- **Problem to work on**: Return each line holding the string "coordinate".

[Saved entries]
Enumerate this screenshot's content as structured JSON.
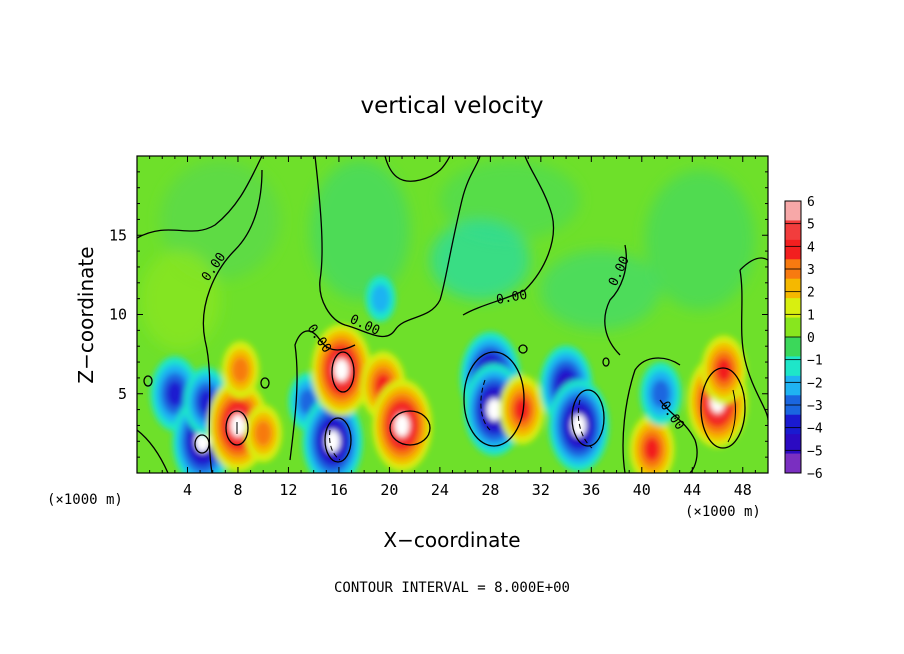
{
  "chart_data": {
    "type": "heatmap",
    "title": "vertical velocity",
    "xlabel": "X−coordinate",
    "ylabel": "Z−coordinate",
    "x_unit": "(×1000 m)",
    "y_unit": "(×1000 m)",
    "xlim": [
      0,
      50
    ],
    "ylim": [
      0,
      20
    ],
    "x_ticks": [
      4,
      8,
      12,
      16,
      20,
      24,
      28,
      32,
      36,
      40,
      44,
      48
    ],
    "y_ticks": [
      5,
      10,
      15
    ],
    "colorbar": {
      "min": -6,
      "max": 6,
      "levels": [
        "6",
        "5",
        "4",
        "3",
        "2",
        "1",
        "0",
        "−1",
        "−2",
        "−3",
        "−4",
        "−5",
        "−6"
      ],
      "colors": [
        "#f7a8a8",
        "#f23d3d",
        "#f21f1f",
        "#f77a10",
        "#f5b800",
        "#d8ef10",
        "#88e61e",
        "#3bd85a",
        "#1ee6c9",
        "#1fb3f2",
        "#1a66e0",
        "#1a1ad0",
        "#2b0ac2",
        "#7a2fc1"
      ]
    },
    "contour_labels": [
      "0.00",
      "0.00",
      "0.00",
      "0.00",
      "0.00",
      "0.00"
    ],
    "field": [
      {
        "x": 3.0,
        "z": 5.0,
        "w": -4.5
      },
      {
        "x": 5.2,
        "z": 2.0,
        "w": -6
      },
      {
        "x": 5.5,
        "z": 4.5,
        "w": -4
      },
      {
        "x": 8.0,
        "z": 3.0,
        "w": 6
      },
      {
        "x": 8.2,
        "z": 6.5,
        "w": 3
      },
      {
        "x": 10.0,
        "z": 2.5,
        "w": 3
      },
      {
        "x": 13.5,
        "z": 4.5,
        "w": -3
      },
      {
        "x": 15.5,
        "z": 2.0,
        "w": -6
      },
      {
        "x": 16.2,
        "z": 6.5,
        "w": 6
      },
      {
        "x": 19.5,
        "z": 5.5,
        "w": 4
      },
      {
        "x": 21.0,
        "z": 3.0,
        "w": 6
      },
      {
        "x": 19.3,
        "z": 11.0,
        "w": -2
      },
      {
        "x": 28.0,
        "z": 6.0,
        "w": -6
      },
      {
        "x": 28.3,
        "z": 4.0,
        "w": -6
      },
      {
        "x": 30.5,
        "z": 4.0,
        "w": 4
      },
      {
        "x": 34.0,
        "z": 5.5,
        "w": -5
      },
      {
        "x": 35.0,
        "z": 3.0,
        "w": -6
      },
      {
        "x": 40.8,
        "z": 1.5,
        "w": 4
      },
      {
        "x": 41.5,
        "z": 5.0,
        "w": -3.5
      },
      {
        "x": 46.0,
        "z": 4.5,
        "w": 6
      },
      {
        "x": 46.5,
        "z": 6.5,
        "w": 4
      }
    ]
  },
  "footer_text": "CONTOUR INTERVAL = 8.000E+00"
}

- **The output**:
    "xlabel": "X−coordinate",
    "ylabel": "Z−coordinate",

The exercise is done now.